Entries with figure data:
____

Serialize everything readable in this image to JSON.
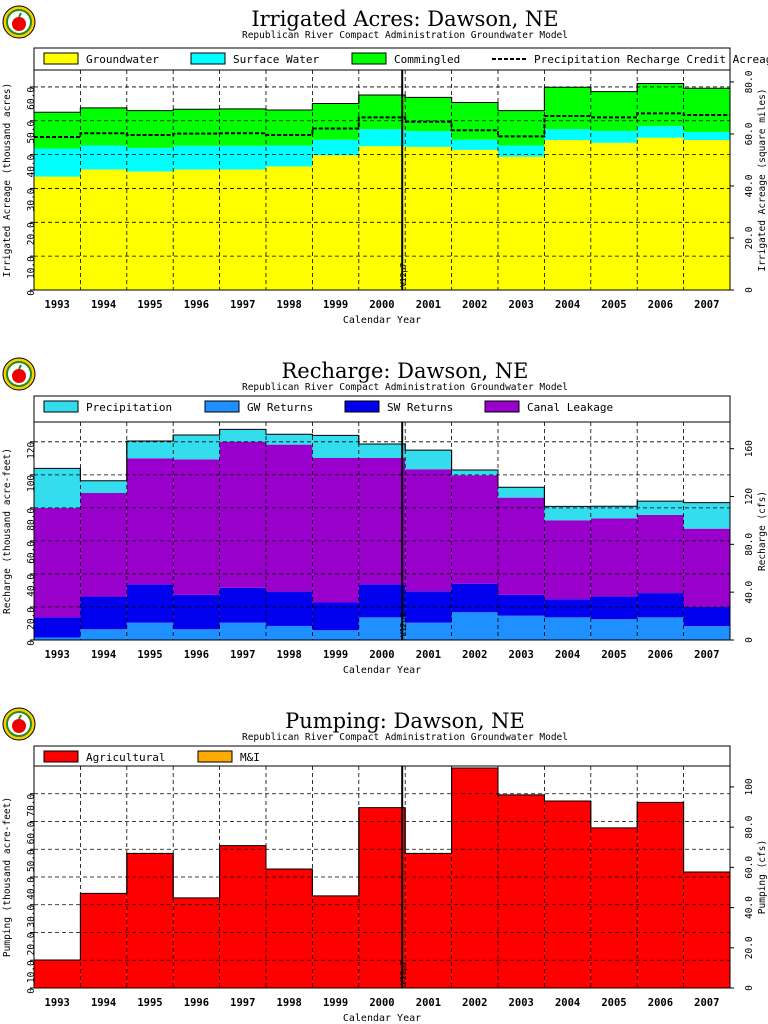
{
  "chart_data": [
    {
      "type": "area",
      "title": "Irrigated Acres: Dawson, NE",
      "subtitle": "Republican River Compact Administration Groundwater Model",
      "xlabel": "Calendar Year",
      "ylabel": "Irrigated Acreage (thousand acres)",
      "y2label": "Irrigated Acreage (square miles)",
      "categories": [
        "1993",
        "1994",
        "1995",
        "1996",
        "1997",
        "1998",
        "1999",
        "2000",
        "2001",
        "2002",
        "2003",
        "2004",
        "2005",
        "2006",
        "2007"
      ],
      "ylim": [
        0,
        65
      ],
      "yticks": [
        "0",
        "10.0",
        "20.0",
        "30.0",
        "40.0",
        "50.0",
        "60.0"
      ],
      "y2ticks": [
        "0",
        "20.0",
        "40.0",
        "60.0",
        "80.0"
      ],
      "series": [
        {
          "name": "Groundwater",
          "color": "#ffff00",
          "values": [
            33.5,
            35.6,
            35.0,
            35.6,
            35.6,
            36.5,
            39.8,
            42.5,
            42.3,
            41.4,
            39.4,
            44.3,
            43.5,
            45.0,
            44.3
          ]
        },
        {
          "name": "Surface Water",
          "color": "#00ffff",
          "values": [
            8.3,
            7.1,
            7.0,
            7.0,
            7.0,
            6.2,
            4.6,
            5.0,
            4.6,
            3.0,
            3.3,
            3.2,
            3.5,
            3.4,
            2.4
          ]
        },
        {
          "name": "Commingled",
          "color": "#00ff00",
          "values": [
            10.7,
            11.1,
            11.0,
            10.8,
            10.9,
            10.5,
            10.7,
            10.1,
            10.0,
            11.0,
            10.3,
            12.4,
            11.6,
            12.6,
            12.9
          ]
        }
      ],
      "line": {
        "name": "Precipitation Recharge Credit Acreage",
        "values": [
          45.2,
          46.3,
          45.8,
          46.2,
          46.3,
          45.8,
          47.7,
          51.0,
          49.7,
          47.2,
          45.4,
          51.4,
          51.0,
          52.2,
          51.7
        ]
      },
      "marker": {
        "label": "V12p7",
        "position": "between 2000 and 2001"
      },
      "grid": true,
      "legend": "top"
    },
    {
      "type": "area",
      "title": "Recharge: Dawson, NE",
      "subtitle": "Republican River Compact Administration Groundwater Model",
      "xlabel": "Calendar Year",
      "ylabel": "Recharge (thousand acre-feet)",
      "y2label": "Recharge (cfs)",
      "categories": [
        "1993",
        "1994",
        "1995",
        "1996",
        "1997",
        "1998",
        "1999",
        "2000",
        "2001",
        "2002",
        "2003",
        "2004",
        "2005",
        "2006",
        "2007"
      ],
      "ylim": [
        0,
        132
      ],
      "yticks": [
        "0",
        "20.0",
        "40.0",
        "60.0",
        "80.0",
        "100",
        "120"
      ],
      "y2ticks": [
        "0",
        "40.0",
        "80.0",
        "120",
        "160"
      ],
      "series": [
        {
          "name": "Precipitation",
          "color": "#33ddee",
          "values": [
            24,
            7.4,
            10.5,
            14.7,
            7.4,
            6.3,
            13.7,
            8.4,
            11.6,
            3.1,
            6.3,
            8.4,
            7.4,
            8.4,
            15.8
          ]
        },
        {
          "name": "GW Returns",
          "color": "#1e90ff",
          "values": [
            1.5,
            6.5,
            10.5,
            6.5,
            10.5,
            8.5,
            5.9,
            13.7,
            10.5,
            16.8,
            14.7,
            13.7,
            12.6,
            13.7,
            8.4
          ]
        },
        {
          "name": "SW Returns",
          "color": "#0000ee",
          "values": [
            12.2,
            19.8,
            23.2,
            20.8,
            21.1,
            20.8,
            16.8,
            20.0,
            19.0,
            17.3,
            12.6,
            11.0,
            13.7,
            14.7,
            11.6
          ]
        },
        {
          "name": "Canal Leakage",
          "color": "#9900cc",
          "values": [
            66.2,
            62.7,
            76.3,
            82.1,
            88.5,
            89.0,
            87.5,
            76.6,
            73.9,
            65.7,
            58.9,
            47.8,
            47.3,
            47.3,
            47.4
          ]
        }
      ],
      "marker": {
        "label": "V12p7",
        "position": "between 2000 and 2001"
      },
      "grid": true,
      "legend": "top"
    },
    {
      "type": "bar",
      "title": "Pumping: Dawson, NE",
      "subtitle": "Republican River Compact Administration Groundwater Model",
      "xlabel": "Calendar Year",
      "ylabel": "Pumping (thousand acre-feet)",
      "y2label": "Pumping (cfs)",
      "categories": [
        "1993",
        "1994",
        "1995",
        "1996",
        "1997",
        "1998",
        "1999",
        "2000",
        "2001",
        "2002",
        "2003",
        "2004",
        "2005",
        "2006",
        "2007"
      ],
      "ylim": [
        0,
        80
      ],
      "yticks": [
        "0",
        "10.0",
        "20.0",
        "30.0",
        "40.0",
        "50.0",
        "60.0",
        "70.0"
      ],
      "y2ticks": [
        "0",
        "20.0",
        "40.0",
        "60.0",
        "80.0",
        "100"
      ],
      "series": [
        {
          "name": "Agricultural",
          "color": "#ff0000",
          "values": [
            10.1,
            34.1,
            48.5,
            32.5,
            51.3,
            42.9,
            33.2,
            65.0,
            48.5,
            79.3,
            69.6,
            67.4,
            57.7,
            66.9,
            41.8
          ]
        },
        {
          "name": "M&I",
          "color": "#ffaa00",
          "values": [
            0,
            0,
            0,
            0,
            0,
            0,
            0,
            0,
            0,
            0,
            0,
            0,
            0,
            0,
            0
          ]
        }
      ],
      "marker": {
        "label": "V12p7",
        "position": "between 2000 and 2001"
      },
      "grid": true,
      "legend": "top"
    }
  ]
}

____

» **Exercise description**:
The data above should be repeated exactly, minus any pictures.

» **Exercise answer**:
Serialize everything readable in this image to JSON.
{
  "chart_data": [
    {
      "type": "area",
      "title": "Irrigated Acres: Dawson, NE",
      "subtitle": "Republican River Compact Administration Groundwater Model",
      "xlabel": "Calendar Year",
      "ylabel": "Irrigated Acreage (thousand acres)",
      "y2label": "Irrigated Acreage (square miles)",
      "categories": [
        "1993",
        "1994",
        "1995",
        "1996",
        "1997",
        "1998",
        "1999",
        "2000",
        "2001",
        "2002",
        "2003",
        "2004",
        "2005",
        "2006",
        "2007"
      ],
      "ylim": [
        0,
        65
      ],
      "yticks": [
        "0",
        "10.0",
        "20.0",
        "30.0",
        "40.0",
        "50.0",
        "60.0"
      ],
      "y2ticks": [
        "0",
        "20.0",
        "40.0",
        "60.0",
        "80.0"
      ],
      "series": [
        {
          "name": "Groundwater",
          "color": "#ffff00",
          "values": [
            33.5,
            35.6,
            35.0,
            35.6,
            35.6,
            36.5,
            39.8,
            42.5,
            42.3,
            41.4,
            39.4,
            44.3,
            43.5,
            45.0,
            44.3
          ]
        },
        {
          "name": "Surface Water",
          "color": "#00ffff",
          "values": [
            8.3,
            7.1,
            7.0,
            7.0,
            7.0,
            6.2,
            4.6,
            5.0,
            4.6,
            3.0,
            3.3,
            3.2,
            3.5,
            3.4,
            2.4
          ]
        },
        {
          "name": "Commingled",
          "color": "#00ff00",
          "values": [
            10.7,
            11.1,
            11.0,
            10.8,
            10.9,
            10.5,
            10.7,
            10.1,
            10.0,
            11.0,
            10.3,
            12.4,
            11.6,
            12.6,
            12.9
          ]
        }
      ],
      "line": {
        "name": "Precipitation Recharge Credit Acreage",
        "values": [
          45.2,
          46.3,
          45.8,
          46.2,
          46.3,
          45.8,
          47.7,
          51.0,
          49.7,
          47.2,
          45.4,
          51.4,
          51.0,
          52.2,
          51.7
        ]
      },
      "marker": {
        "label": "V12p7",
        "position": "between 2000 and 2001"
      },
      "grid": true,
      "legend": "top"
    },
    {
      "type": "area",
      "title": "Recharge: Dawson, NE",
      "subtitle": "Republican River Compact Administration Groundwater Model",
      "xlabel": "Calendar Year",
      "ylabel": "Recharge (thousand acre-feet)",
      "y2label": "Recharge (cfs)",
      "categories": [
        "1993",
        "1994",
        "1995",
        "1996",
        "1997",
        "1998",
        "1999",
        "2000",
        "2001",
        "2002",
        "2003",
        "2004",
        "2005",
        "2006",
        "2007"
      ],
      "ylim": [
        0,
        132
      ],
      "yticks": [
        "0",
        "20.0",
        "40.0",
        "60.0",
        "80.0",
        "100",
        "120"
      ],
      "y2ticks": [
        "0",
        "40.0",
        "80.0",
        "120",
        "160"
      ],
      "series": [
        {
          "name": "Precipitation",
          "color": "#33ddee",
          "values": [
            24,
            7.4,
            10.5,
            14.7,
            7.4,
            6.3,
            13.7,
            8.4,
            11.6,
            3.1,
            6.3,
            8.4,
            7.4,
            8.4,
            15.8
          ]
        },
        {
          "name": "GW Returns",
          "color": "#1e90ff",
          "values": [
            1.5,
            6.5,
            10.5,
            6.5,
            10.5,
            8.5,
            5.9,
            13.7,
            10.5,
            16.8,
            14.7,
            13.7,
            12.6,
            13.7,
            8.4
          ]
        },
        {
          "name": "SW Returns",
          "color": "#0000ee",
          "values": [
            12.2,
            19.8,
            23.2,
            20.8,
            21.1,
            20.8,
            16.8,
            20.0,
            19.0,
            17.3,
            12.6,
            11.0,
            13.7,
            14.7,
            11.6
          ]
        },
        {
          "name": "Canal Leakage",
          "color": "#9900cc",
          "values": [
            66.2,
            62.7,
            76.3,
            82.1,
            88.5,
            89.0,
            87.5,
            76.6,
            73.9,
            65.7,
            58.9,
            47.8,
            47.3,
            47.3,
            47.4
          ]
        }
      ],
      "marker": {
        "label": "V12p7",
        "position": "between 2000 and 2001"
      },
      "grid": true,
      "legend": "top"
    },
    {
      "type": "bar",
      "title": "Pumping: Dawson, NE",
      "subtitle": "Republican River Compact Administration Groundwater Model",
      "xlabel": "Calendar Year",
      "ylabel": "Pumping (thousand acre-feet)",
      "y2label": "Pumping (cfs)",
      "categories": [
        "1993",
        "1994",
        "1995",
        "1996",
        "1997",
        "1998",
        "1999",
        "2000",
        "2001",
        "2002",
        "2003",
        "2004",
        "2005",
        "2006",
        "2007"
      ],
      "ylim": [
        0,
        80
      ],
      "yticks": [
        "0",
        "10.0",
        "20.0",
        "30.0",
        "40.0",
        "50.0",
        "60.0",
        "70.0"
      ],
      "y2ticks": [
        "0",
        "20.0",
        "40.0",
        "60.0",
        "80.0",
        "100"
      ],
      "series": [
        {
          "name": "Agricultural",
          "color": "#ff0000",
          "values": [
            10.1,
            34.1,
            48.5,
            32.5,
            51.3,
            42.9,
            33.2,
            65.0,
            48.5,
            79.3,
            69.6,
            67.4,
            57.7,
            66.9,
            41.8
          ]
        },
        {
          "name": "M&I",
          "color": "#ffaa00",
          "values": [
            0,
            0,
            0,
            0,
            0,
            0,
            0,
            0,
            0,
            0,
            0,
            0,
            0,
            0,
            0
          ]
        }
      ],
      "marker": {
        "label": "V12p7",
        "position": "between 2000 and 2001"
      },
      "grid": true,
      "legend": "top"
    }
  ]
}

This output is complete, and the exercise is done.